(Stored items)
──────────────────────────────

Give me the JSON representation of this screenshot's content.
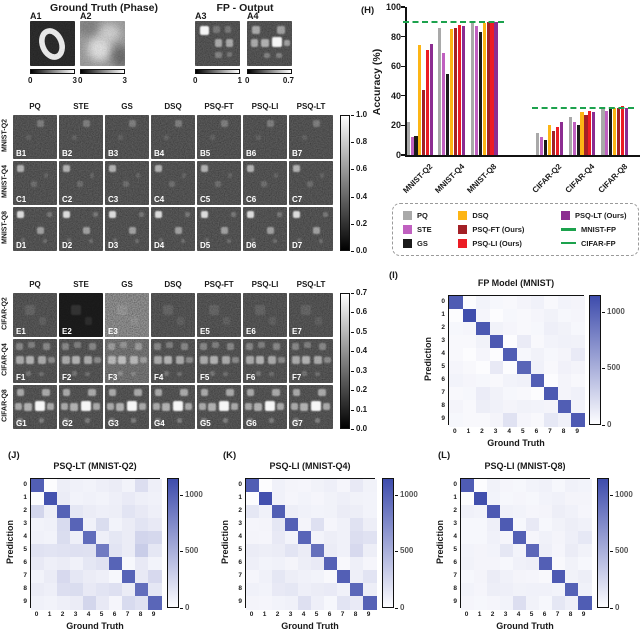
{
  "figure": {
    "gt_panel": {
      "title": "Ground Truth (Phase)",
      "items": [
        {
          "label": "A1",
          "variant": "digit",
          "pattern": null,
          "scale": [
            "0",
            "3"
          ]
        },
        {
          "label": "A2",
          "variant": "photo",
          "pattern": null,
          "scale": [
            "0",
            "3"
          ]
        }
      ]
    },
    "fp_panel": {
      "title": "FP - Output",
      "items": [
        {
          "label": "A3",
          "variant": "spots",
          "pattern": "A3",
          "scale": [
            "0",
            "1"
          ]
        },
        {
          "label": "A4",
          "variant": "spots",
          "pattern": "A4",
          "scale": [
            "0",
            "0.7"
          ]
        }
      ]
    }
  },
  "panel_labels": {
    "h": "(H)",
    "i": "(I)",
    "j": "(J)",
    "k": "(K)",
    "l": "(L)"
  },
  "grids": {
    "columns": [
      "PQ",
      "STE",
      "GS",
      "DSQ",
      "PSQ-FT",
      "PSQ-LI",
      "PSQ-LT"
    ],
    "mnist": {
      "rows": [
        {
          "label": "MNIST-Q2",
          "pattern": "B",
          "cells": [
            "B1",
            "B2",
            "B3",
            "B4",
            "B5",
            "B6",
            "B7"
          ]
        },
        {
          "label": "MNIST-Q4",
          "pattern": "C",
          "cells": [
            "C1",
            "C2",
            "C3",
            "C4",
            "C5",
            "C6",
            "C7"
          ]
        },
        {
          "label": "MNIST-Q8",
          "pattern": "D",
          "cells": [
            "D1",
            "D2",
            "D3",
            "D4",
            "D5",
            "D6",
            "D7"
          ]
        }
      ],
      "colorbar_ticks": [
        "1.0",
        "0.8",
        "0.6",
        "0.4",
        "0.2",
        "0.0"
      ]
    },
    "cifar": {
      "rows": [
        {
          "label": "CIFAR-Q2",
          "pattern": "E",
          "cells": [
            "E1",
            "E2",
            "E3",
            "",
            "E5",
            "E6",
            "E7"
          ]
        },
        {
          "label": "CIFAR-Q4",
          "pattern": "F",
          "cells": [
            "F1",
            "F2",
            "F3",
            "F4",
            "F5",
            "F6",
            "F7"
          ]
        },
        {
          "label": "CIFAR-Q8",
          "pattern": "G",
          "cells": [
            "G1",
            "G2",
            "G3",
            "G4",
            "G5",
            "G6",
            "G7"
          ]
        }
      ],
      "colorbar_ticks": [
        "0.7",
        "0.6",
        "0.5",
        "0.4",
        "0.3",
        "0.2",
        "0.1",
        "0.0"
      ]
    }
  },
  "image_art": {
    "spot_patterns": {
      "A3": [
        [
          10,
          10,
          20,
          0.95
        ],
        [
          40,
          12,
          15,
          0.22
        ],
        [
          66,
          12,
          15,
          0.22
        ],
        [
          44,
          40,
          17,
          0.5
        ],
        [
          68,
          40,
          17,
          0.5
        ],
        [
          44,
          68,
          15,
          0.28
        ],
        [
          70,
          68,
          13,
          0.22
        ]
      ],
      "A4": [
        [
          12,
          10,
          18,
          0.5
        ],
        [
          66,
          10,
          18,
          0.45
        ],
        [
          8,
          40,
          17,
          0.5
        ],
        [
          32,
          40,
          17,
          0.55
        ],
        [
          55,
          36,
          22,
          0.95
        ],
        [
          82,
          42,
          14,
          0.45
        ],
        [
          38,
          70,
          13,
          0.28
        ],
        [
          64,
          70,
          13,
          0.28
        ]
      ],
      "B": [
        [
          55,
          12,
          15,
          0.25
        ],
        [
          30,
          45,
          11,
          0.1
        ]
      ],
      "C": [
        [
          10,
          10,
          16,
          0.55
        ],
        [
          42,
          46,
          13,
          0.16
        ],
        [
          70,
          28,
          10,
          0.12
        ]
      ],
      "D": [
        [
          10,
          10,
          16,
          0.8
        ],
        [
          54,
          46,
          16,
          0.45
        ],
        [
          78,
          12,
          11,
          0.22
        ],
        [
          18,
          70,
          10,
          0.16
        ],
        [
          68,
          72,
          10,
          0.18
        ]
      ],
      "E": [
        [
          28,
          28,
          22,
          0.1
        ],
        [
          58,
          55,
          18,
          0.08
        ]
      ],
      "F": [
        [
          6,
          8,
          16,
          0.3
        ],
        [
          34,
          6,
          15,
          0.26
        ],
        [
          68,
          8,
          16,
          0.3
        ],
        [
          6,
          38,
          18,
          0.5
        ],
        [
          30,
          38,
          18,
          0.55
        ],
        [
          56,
          38,
          18,
          0.5
        ],
        [
          80,
          40,
          15,
          0.32
        ],
        [
          30,
          72,
          12,
          0.2
        ],
        [
          60,
          74,
          11,
          0.18
        ]
      ],
      "G": [
        [
          8,
          8,
          18,
          0.5
        ],
        [
          66,
          8,
          18,
          0.5
        ],
        [
          4,
          40,
          16,
          0.5
        ],
        [
          26,
          40,
          18,
          0.55
        ],
        [
          50,
          36,
          22,
          0.95
        ],
        [
          78,
          40,
          16,
          0.5
        ],
        [
          10,
          74,
          12,
          0.25
        ],
        [
          58,
          74,
          12,
          0.25
        ]
      ]
    },
    "cell_variants": {
      "E2": "black",
      "E3": "bright",
      "F3": "speckle"
    }
  },
  "legend": {
    "columns": [
      [
        {
          "label": "PQ",
          "color": "#a9a9a9",
          "type": "square"
        },
        {
          "label": "STE",
          "color": "#c060c0",
          "type": "square"
        },
        {
          "label": "GS",
          "color": "#1a1a1a",
          "type": "square"
        }
      ],
      [
        {
          "label": "DSQ",
          "color": "#fdb515",
          "type": "square"
        },
        {
          "label": "PSQ-FT (Ours)",
          "color": "#a32026",
          "type": "square"
        },
        {
          "label": "PSQ-LI (Ours)",
          "color": "#ec1c24",
          "type": "square"
        }
      ],
      [
        {
          "label": "PSQ-LT (Ours)",
          "color": "#8c2d91",
          "type": "square"
        },
        {
          "label": "MNIST-FP",
          "color": "#1ca24d",
          "type": "line"
        },
        {
          "label": "CIFAR-FP",
          "color": "#1ca24d",
          "type": "line"
        }
      ]
    ]
  },
  "chart_data": [
    {
      "id": "H",
      "type": "bar",
      "title": "",
      "ylabel": "Accuracy (%)",
      "xlabel": "",
      "ylim": [
        0,
        100
      ],
      "yticks": [
        0,
        20,
        40,
        60,
        80,
        100
      ],
      "categories": [
        "MNIST-Q2",
        "MNIST-Q4",
        "MNIST-Q8",
        "CIFAR-Q2",
        "CIFAR-Q4",
        "CIFAR-Q8"
      ],
      "series": [
        {
          "name": "PQ",
          "color": "#a9a9a9",
          "values": [
            22,
            86,
            90,
            15,
            26,
            32
          ]
        },
        {
          "name": "STE",
          "color": "#c060c0",
          "values": [
            12,
            69,
            87,
            12,
            22,
            30
          ]
        },
        {
          "name": "GS",
          "color": "#1a1a1a",
          "values": [
            13,
            55,
            83,
            10,
            20,
            31
          ]
        },
        {
          "name": "DSQ",
          "color": "#fdb515",
          "values": [
            74,
            85,
            89,
            20,
            29,
            32
          ]
        },
        {
          "name": "PSQ-FT (Ours)",
          "color": "#a32026",
          "values": [
            44,
            86,
            90,
            16,
            27,
            32
          ]
        },
        {
          "name": "PSQ-LI (Ours)",
          "color": "#ec1c24",
          "values": [
            71,
            88,
            90,
            19,
            30,
            33
          ]
        },
        {
          "name": "PSQ-LT (Ours)",
          "color": "#8c2d91",
          "values": [
            75,
            87,
            90,
            22,
            29,
            32
          ]
        }
      ],
      "reference_lines": [
        {
          "name": "MNIST-FP",
          "value": 90,
          "color": "#1ca24d",
          "span_categories": [
            "MNIST-Q2",
            "MNIST-Q8"
          ]
        },
        {
          "name": "CIFAR-FP",
          "value": 32,
          "color": "#1ca24d",
          "span_categories": [
            "CIFAR-Q2",
            "CIFAR-Q8"
          ]
        }
      ]
    },
    {
      "id": "I",
      "type": "heatmap",
      "title": "FP Model (MNIST)",
      "xlabel": "Ground Truth",
      "ylabel": "Prediction",
      "ticks": [
        "0",
        "1",
        "2",
        "3",
        "4",
        "5",
        "6",
        "7",
        "8",
        "9"
      ],
      "colorbar_ticks": [
        "1000",
        "500",
        "0"
      ],
      "vmax": 1150,
      "matrix": [
        [
          970,
          0,
          5,
          2,
          1,
          4,
          8,
          1,
          5,
          4
        ],
        [
          0,
          1125,
          3,
          0,
          2,
          1,
          3,
          6,
          2,
          3
        ],
        [
          2,
          3,
          1010,
          6,
          3,
          1,
          2,
          10,
          6,
          2
        ],
        [
          1,
          1,
          6,
          995,
          0,
          16,
          1,
          5,
          8,
          6
        ],
        [
          1,
          0,
          3,
          0,
          955,
          2,
          6,
          2,
          4,
          18
        ],
        [
          3,
          1,
          0,
          20,
          0,
          875,
          8,
          1,
          7,
          4
        ],
        [
          5,
          3,
          2,
          1,
          5,
          8,
          940,
          0,
          4,
          1
        ],
        [
          1,
          2,
          14,
          6,
          2,
          1,
          0,
          1005,
          4,
          8
        ],
        [
          4,
          1,
          12,
          8,
          4,
          6,
          5,
          4,
          950,
          5
        ],
        [
          2,
          1,
          1,
          4,
          35,
          3,
          1,
          22,
          8,
          985
        ]
      ]
    },
    {
      "id": "J",
      "type": "heatmap",
      "title": "PSQ-LT (MNIST-Q2)",
      "xlabel": "Ground Truth",
      "ylabel": "Prediction",
      "ticks": [
        "0",
        "1",
        "2",
        "3",
        "4",
        "5",
        "6",
        "7",
        "8",
        "9"
      ],
      "colorbar_ticks": [
        "1000",
        "500",
        "0"
      ],
      "vmax": 1150,
      "matrix": [
        [
          935,
          0,
          12,
          8,
          5,
          10,
          15,
          5,
          45,
          10
        ],
        [
          0,
          1085,
          15,
          5,
          8,
          5,
          10,
          18,
          10,
          8
        ],
        [
          70,
          12,
          905,
          25,
          15,
          10,
          12,
          30,
          20,
          10
        ],
        [
          5,
          8,
          55,
          880,
          8,
          50,
          5,
          15,
          30,
          20
        ],
        [
          8,
          5,
          50,
          10,
          800,
          10,
          25,
          15,
          75,
          65
        ],
        [
          35,
          30,
          35,
          40,
          38,
          660,
          30,
          15,
          105,
          25
        ],
        [
          20,
          10,
          15,
          8,
          25,
          35,
          885,
          2,
          20,
          5
        ],
        [
          5,
          15,
          60,
          25,
          15,
          10,
          2,
          895,
          20,
          60
        ],
        [
          15,
          10,
          45,
          50,
          20,
          30,
          40,
          15,
          785,
          25
        ],
        [
          8,
          5,
          10,
          15,
          70,
          20,
          3,
          55,
          35,
          860
        ]
      ]
    },
    {
      "id": "K",
      "type": "heatmap",
      "title": "PSQ-LI (MNIST-Q4)",
      "xlabel": "Ground Truth",
      "ylabel": "Prediction",
      "ticks": [
        "0",
        "1",
        "2",
        "3",
        "4",
        "5",
        "6",
        "7",
        "8",
        "9"
      ],
      "colorbar_ticks": [
        "1000",
        "500",
        "0"
      ],
      "vmax": 1150,
      "matrix": [
        [
          950,
          0,
          8,
          4,
          3,
          6,
          10,
          3,
          20,
          6
        ],
        [
          0,
          1100,
          8,
          3,
          5,
          3,
          6,
          10,
          6,
          5
        ],
        [
          25,
          8,
          950,
          12,
          8,
          5,
          6,
          15,
          12,
          5
        ],
        [
          3,
          4,
          25,
          920,
          4,
          40,
          3,
          8,
          35,
          12
        ],
        [
          4,
          3,
          20,
          5,
          870,
          5,
          12,
          8,
          45,
          35
        ],
        [
          15,
          12,
          15,
          30,
          15,
          765,
          15,
          8,
          60,
          12
        ],
        [
          10,
          5,
          8,
          4,
          12,
          18,
          910,
          1,
          10,
          3
        ],
        [
          3,
          8,
          25,
          12,
          8,
          5,
          1,
          930,
          10,
          30
        ],
        [
          8,
          5,
          20,
          25,
          10,
          15,
          18,
          8,
          850,
          12
        ],
        [
          4,
          3,
          5,
          8,
          40,
          10,
          2,
          30,
          18,
          900
        ]
      ]
    },
    {
      "id": "L",
      "type": "heatmap",
      "title": "PSQ-LI (MNIST-Q8)",
      "xlabel": "Ground Truth",
      "ylabel": "Prediction",
      "ticks": [
        "0",
        "1",
        "2",
        "3",
        "4",
        "5",
        "6",
        "7",
        "8",
        "9"
      ],
      "colorbar_ticks": [
        "1000",
        "500",
        "0"
      ],
      "vmax": 1150,
      "matrix": [
        [
          965,
          0,
          6,
          3,
          2,
          5,
          8,
          2,
          8,
          5
        ],
        [
          0,
          1115,
          5,
          2,
          3,
          2,
          5,
          8,
          4,
          4
        ],
        [
          8,
          5,
          985,
          8,
          5,
          3,
          4,
          12,
          8,
          3
        ],
        [
          2,
          2,
          10,
          975,
          2,
          20,
          2,
          6,
          12,
          8
        ],
        [
          2,
          2,
          8,
          3,
          925,
          3,
          8,
          4,
          10,
          22
        ],
        [
          5,
          4,
          5,
          25,
          5,
          845,
          10,
          3,
          15,
          6
        ],
        [
          6,
          4,
          4,
          2,
          8,
          10,
          930,
          1,
          6,
          2
        ],
        [
          2,
          4,
          15,
          8,
          4,
          3,
          1,
          985,
          6,
          12
        ],
        [
          5,
          3,
          12,
          10,
          6,
          8,
          8,
          5,
          915,
          8
        ],
        [
          3,
          2,
          3,
          5,
          45,
          6,
          2,
          25,
          10,
          955
        ]
      ]
    }
  ]
}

──────────────────────────────

WHAT TO DO
Search the data for "Ours". Copy every matching line.

TASK SOLUTION
          "label": "PSQ-FT (Ours)",
          "label": "PSQ-LI (Ours)",
          "label": "PSQ-LT (Ours)",
          "name": "PSQ-FT (Ours)",
          "name": "PSQ-LI (Ours)",
          "name": "PSQ-LT (Ours)",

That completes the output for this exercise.